** Start Supplied material **

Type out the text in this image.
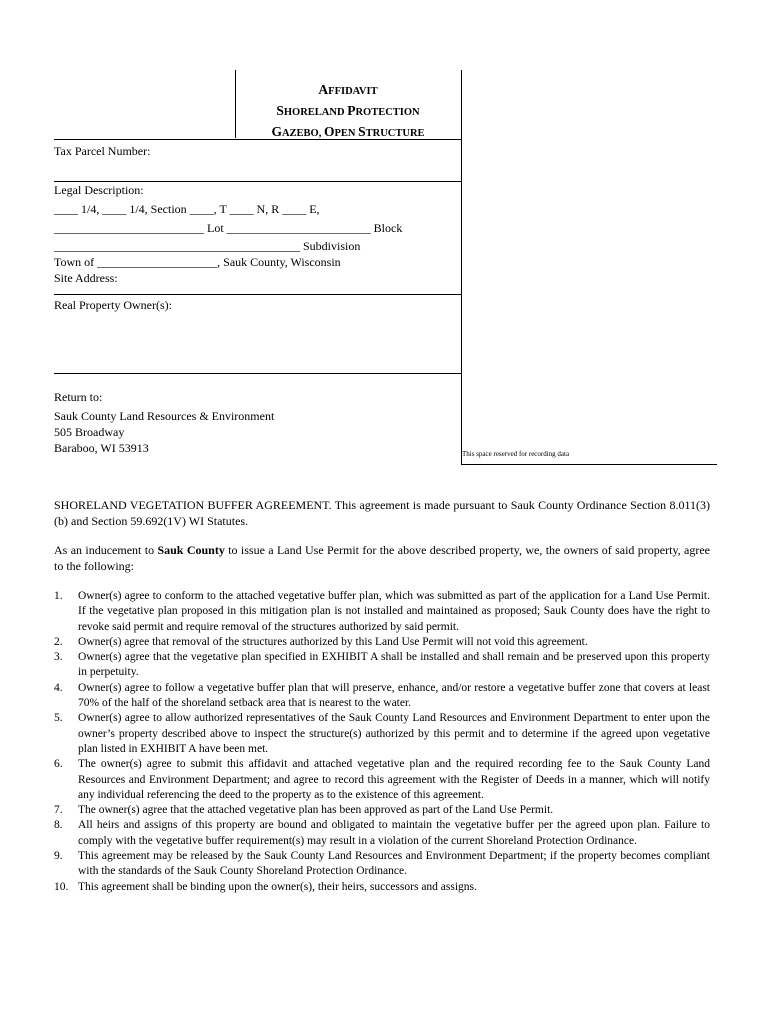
AFFIDAVIT
SHORELAND PROTECTION
GAZEBO, OPEN STRUCTURE
Tax Parcel Number:
Legal Description:
____ 1/4, ____ 1/4, Section ____, T ____ N, R ____ E,
_________________________ Lot ________________________ Block
_________________________________________ Subdivision
Town of ____________________, Sauk County, Wisconsin
Site Address:
Real Property Owner(s):
Return to:
Sauk County Land Resources & Environment
505 Broadway
Baraboo, WI 53913	This space reserved for recording data
SHORELAND VEGETATION BUFFER AGREEMENT. This agreement is made pursuant to Sauk County Ordinance Section 8.011(3)(b) and Section 59.692(1V) WI Statutes.
As an inducement to Sauk County to issue a Land Use Permit for the above described property, we, the owners of said property, agree to the following:
1. Owner(s) agree to conform to the attached vegetative buffer plan, which was submitted as part of the application for a Land Use Permit. If the vegetative plan proposed in this mitigation plan is not installed and maintained as proposed; Sauk County does have the right to revoke said permit and require removal of the structures authorized by said permit.
2. Owner(s) agree that removal of the structures authorized by this Land Use Permit will not void this agreement.
3. Owner(s) agree that the vegetative plan specified in EXHIBIT A shall be installed and shall remain and be preserved upon this property in perpetuity.
4. Owner(s) agree to follow a vegetative buffer plan that will preserve, enhance, and/or restore a vegetative buffer zone that covers at least 70% of the half of the shoreland setback area that is nearest to the water.
5. Owner(s) agree to allow authorized representatives of the Sauk County Land Resources and Environment Department to enter upon the owner’s property described above to inspect the structure(s) authorized by this permit and to determine if the agreed upon vegetative plan listed in EXHIBIT A have been met.
6. The owner(s) agree to submit this affidavit and attached vegetative plan and the required recording fee to the Sauk County Land Resources and Environment Department; and agree to record this agreement with the Register of Deeds in a manner, which will notify any individual referencing the deed to the property as to the existence of this agreement.
7. The owner(s) agree that the attached vegetative plan has been approved as part of the Land Use Permit.
8. All heirs and assigns of this property are bound and obligated to maintain the vegetative buffer per the agreed upon plan. Failure to comply with the vegetative buffer requirement(s) may result in a violation of the current Shoreland Protection Ordinance.
9. This agreement may be released by the Sauk County Land Resources and Environment Department; if the property becomes compliant with the standards of the Sauk County Shoreland Protection Ordinance.
10. This agreement shall be binding upon the owner(s), their heirs, successors and assigns.
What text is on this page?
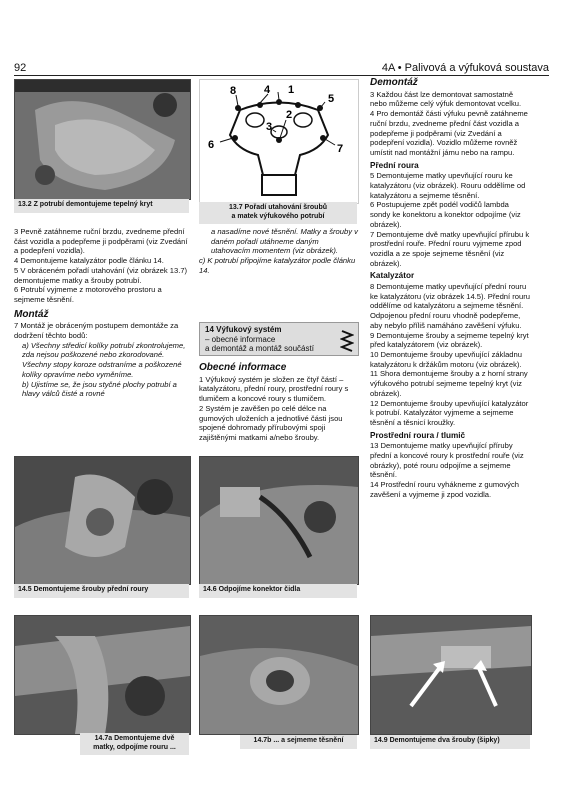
92	4A • Palivová a výfuková soustava
13.2 Z potrubí demontujeme tepelný kryt
8	4 1
5
6
3
2
7
13.7 Pořadí utahování šroubů
a matek výfukového potrubí

3 Pevně zatáhneme ruční brzdu, zvedneme přední část vozidla a podepřeme ji podpěrami (viz Zvedání a podepření vozidla).

4 Demontujeme katalyzátor podle článku 14.

5 V obráceném pořadí utahování (viz obrázek 13.7) demontujeme matky a šrouby potrubí.

6 Potrubí vyjmeme z motorového prostoru a sejmeme těsnění.

Montáž

7 Montáž je obráceným postupem demontáže za dodržení těchto bodů:

a) Všechny středicí kolíky potrubí zkontrolujeme, zda nejsou poškozené nebo zkorodované. Všechny stopy koroze odstraníme a poškozené kolíky opravíme nebo vyměníme.

b) Ujistíme se, že jsou styčné plochy potrubí a hlavy válců čisté a rovné

a nasadíme nové těsnění. Matky a šrouby v daném pořadí utáhneme daným utahovacím momentem (viz obrázek).

c) K potrubí připojíme katalyzátor podle článku 14.

14 Výfukový systém
– obecné informace
a demontáž a montáž součástí
Obecné informace

1 Výfukový systém je složen ze čtyř částí – katalyzátoru, přední roury, prostřední roury s tlumičem a koncové roury s tlumičem.

2 Systém je zavěšen po celé délce na gumových uloženích a jednotlivé části jsou spojené dohromady přírubovými spoji zajištěnými matkami a/nebo šrouby.

Demontáž

3 Každou část lze demontovat samostatně nebo můžeme celý výfuk demontovat vcelku.

4 Pro demontáž části výfuku pevně zatáhneme ruční brzdu, zvedneme přední část vozidla a podepřeme ji podpěrami (viz Zvedání a podepření vozidla). Vozidlo můžeme rovněž umístit nad montážní jámu nebo na rampu.

Přední roura

5 Demontujeme matky upevňující rouru ke katalyzátoru (viz obrázek). Rouru oddělíme od katalyzátoru a sejmeme těsnění.

6 Postupujeme zpět podél vodičů lambda sondy ke konektoru a konektor odpojíme (viz obrázek).

7 Demontujeme dvě matky upevňující přírubu k prostřední rouře. Přední rouru vyjmeme zpod vozidla a ze spoje sejmeme těsnění (viz obrázek).

Katalyzátor

8 Demontujeme matky upevňující přední rouru ke katalyzátoru (viz obrázek 14.5). Přední rouru oddělíme od katalyzátoru a sejmeme těsnění. Odpojenou přední rouru vhodně podepřeme, aby nebylo příliš namáháno zavěšení výfuku.

9 Demontujeme šrouby a sejmeme tepelný kryt před katalyzátorem (viz obrázek).

10 Demontujeme šrouby upevňující základnu katalyzátoru k držákům motoru (viz obrázek).

11 Shora demontujeme šrouby a z horní strany výfukového potrubí sejmeme tepelný kryt (viz obrázek).

12 Demontujeme šrouby upevňující katalyzátor k potrubí. Katalyzátor vyjmeme a sejmeme těsnění a těsnicí kroužky.

Prostřední roura / tlumič

13 Demontujeme matky upevňující příruby přední a koncové roury k prostřední rouře (viz obrázky), poté rouru odpojíme a sejmeme těsnění.

14 Prostřední rouru vyhákneme z gumových zavěšení a vyjmeme ji zpod vozidla.

14.5 Demontujeme šrouby přední roury	14.6 Odpojíme konektor čidla
14.7a Demontujeme dvě
matky, odpojíme rouru ...
14.7b ... a sejmeme těsnění	14.9 Demontujeme dva šrouby (šipky)
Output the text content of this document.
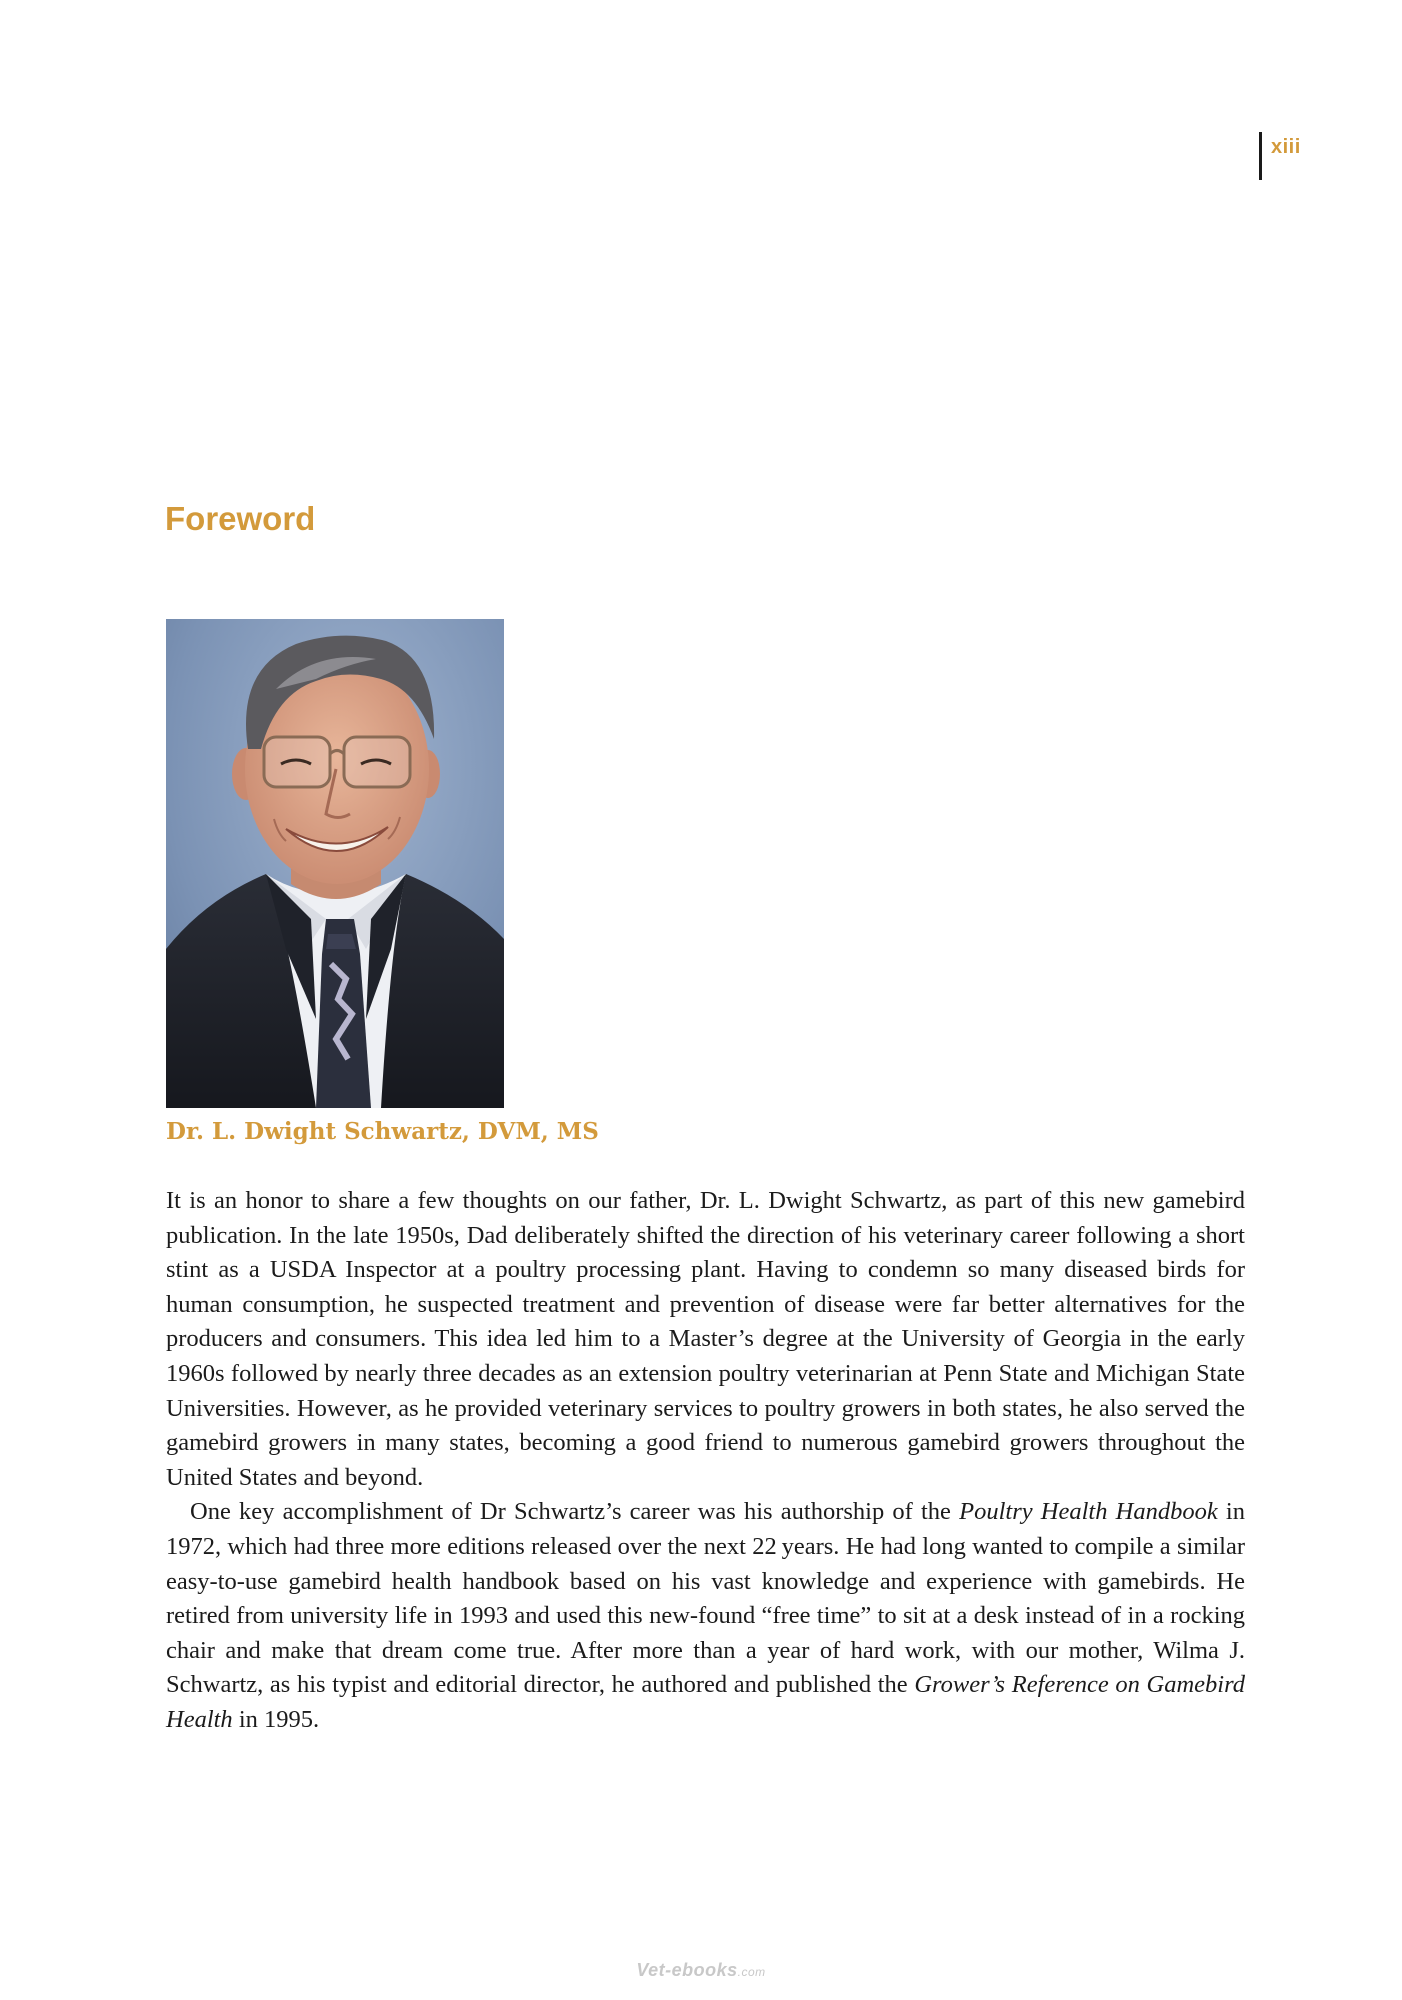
xiii
Foreword
Dr. L. Dwight Schwartz, DVM, MS

It is an honor to share a few thoughts on our father, Dr. L. Dwight Schwartz, as part of this new gamebird publication. In the late 1950s, Dad deliberately shifted the direction of his veterinary career following a short stint as a USDA Inspector at a poultry processing plant. Having to condemn so many diseased birds for human consumption, he suspected treatment and prevention of disease were far better alternatives for the producers and consumers. This idea led him to a Master’s degree at the University of Georgia in the early 1960s followed by nearly three decades as an extension poultry veterinarian at Penn State and Michigan State Universities. However, as he provided veterinary services to poultry growers in both states, he also served the gamebird growers in many states, becoming a good friend to numerous gamebird growers throughout the United States and beyond.

One key accomplishment of Dr Schwartz’s career was his authorship of the Poultry Health Handbook in 1972, which had three more editions released over the next 22 years. He had long wanted to compile a similar easy-to-use gamebird health handbook based on his vast knowledge and experience with gamebirds. He retired from university life in 1993 and used this new-found “free time” to sit at a desk instead of in a rocking chair and make that dream come true. After more than a year of hard work, with our mother, Wilma J. Schwartz, as his typist and editorial director, he authored and published the Grower’s Reference on Gamebird Health in 1995.

Vet-ebooks.com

** End Supplied material **

-- Do this --
Report the number of lines above that contain the word "text", and only that number.

-- Output for this exercise --
3